Problem description |
Your task is to retype each line of the data below exactly.

Dataset records |
## START

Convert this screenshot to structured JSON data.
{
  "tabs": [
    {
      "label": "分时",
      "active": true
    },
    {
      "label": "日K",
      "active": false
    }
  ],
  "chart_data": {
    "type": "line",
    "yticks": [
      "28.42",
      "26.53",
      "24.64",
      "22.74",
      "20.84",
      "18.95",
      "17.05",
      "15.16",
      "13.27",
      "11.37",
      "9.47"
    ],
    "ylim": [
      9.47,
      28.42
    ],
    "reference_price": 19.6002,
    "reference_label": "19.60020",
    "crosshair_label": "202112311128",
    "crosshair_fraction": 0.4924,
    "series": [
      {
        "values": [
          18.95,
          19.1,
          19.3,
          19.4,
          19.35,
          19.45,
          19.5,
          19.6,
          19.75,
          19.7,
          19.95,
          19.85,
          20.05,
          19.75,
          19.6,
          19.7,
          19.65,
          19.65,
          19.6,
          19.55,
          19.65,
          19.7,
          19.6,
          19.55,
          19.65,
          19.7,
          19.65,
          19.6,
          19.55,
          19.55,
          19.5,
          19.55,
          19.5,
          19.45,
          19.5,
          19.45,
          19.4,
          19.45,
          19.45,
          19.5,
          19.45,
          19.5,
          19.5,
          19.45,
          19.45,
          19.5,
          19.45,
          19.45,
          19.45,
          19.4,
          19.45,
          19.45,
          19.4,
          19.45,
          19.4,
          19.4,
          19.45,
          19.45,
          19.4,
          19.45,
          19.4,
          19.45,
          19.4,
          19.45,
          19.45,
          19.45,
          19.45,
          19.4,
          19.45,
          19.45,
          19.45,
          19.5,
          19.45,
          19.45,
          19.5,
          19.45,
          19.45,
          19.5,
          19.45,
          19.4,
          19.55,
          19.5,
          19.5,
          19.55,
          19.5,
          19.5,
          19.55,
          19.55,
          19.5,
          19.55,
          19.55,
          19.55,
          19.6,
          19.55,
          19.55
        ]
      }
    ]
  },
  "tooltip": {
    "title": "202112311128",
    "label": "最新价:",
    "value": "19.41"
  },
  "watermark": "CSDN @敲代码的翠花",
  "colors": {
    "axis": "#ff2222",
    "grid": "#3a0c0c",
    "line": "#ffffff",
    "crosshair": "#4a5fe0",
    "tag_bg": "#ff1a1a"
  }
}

## END

Exercise result |
Convert this screenshot to structured JSON data.
{
  "tabs": [
    {
      "label": "分时",
      "active": true
    },
    {
      "label": "日K",
      "active": false
    }
  ],
  "chart_data": {
    "type": "line",
    "yticks": [
      "28.42",
      "26.53",
      "24.64",
      "22.74",
      "20.84",
      "18.95",
      "17.05",
      "15.16",
      "13.27",
      "11.37",
      "9.47"
    ],
    "ylim": [
      9.47,
      28.42
    ],
    "reference_price": 19.6002,
    "reference_label": "19.60020",
    "crosshair_label": "202112311128",
    "crosshair_fraction": 0.4924,
    "series": [
      {
        "values": [
          18.95,
          19.1,
          19.3,
          19.4,
          19.35,
          19.45,
          19.5,
          19.6,
          19.75,
          19.7,
          19.95,
          19.85,
          20.05,
          19.75,
          19.6,
          19.7,
          19.65,
          19.65,
          19.6,
          19.55,
          19.65,
          19.7,
          19.6,
          19.55,
          19.65,
          19.7,
          19.65,
          19.6,
          19.55,
          19.55,
          19.5,
          19.55,
          19.5,
          19.45,
          19.5,
          19.45,
          19.4,
          19.45,
          19.45,
          19.5,
          19.45,
          19.5,
          19.5,
          19.45,
          19.45,
          19.5,
          19.45,
          19.45,
          19.45,
          19.4,
          19.45,
          19.45,
          19.4,
          19.45,
          19.4,
          19.4,
          19.45,
          19.45,
          19.4,
          19.45,
          19.4,
          19.45,
          19.4,
          19.45,
          19.45,
          19.45,
          19.45,
          19.4,
          19.45,
          19.45,
          19.45,
          19.5,
          19.45,
          19.45,
          19.5,
          19.45,
          19.45,
          19.5,
          19.45,
          19.4,
          19.55,
          19.5,
          19.5,
          19.55,
          19.5,
          19.5,
          19.55,
          19.55,
          19.5,
          19.55,
          19.55,
          19.55,
          19.6,
          19.55,
          19.55
        ]
      }
    ]
  },
  "tooltip": {
    "title": "202112311128",
    "label": "最新价:",
    "value": "19.41"
  },
  "watermark": "CSDN @敲代码的翠花",
  "colors": {
    "axis": "#ff2222",
    "grid": "#3a0c0c",
    "line": "#ffffff",
    "crosshair": "#4a5fe0",
    "tag_bg": "#ff1a1a"
  }
}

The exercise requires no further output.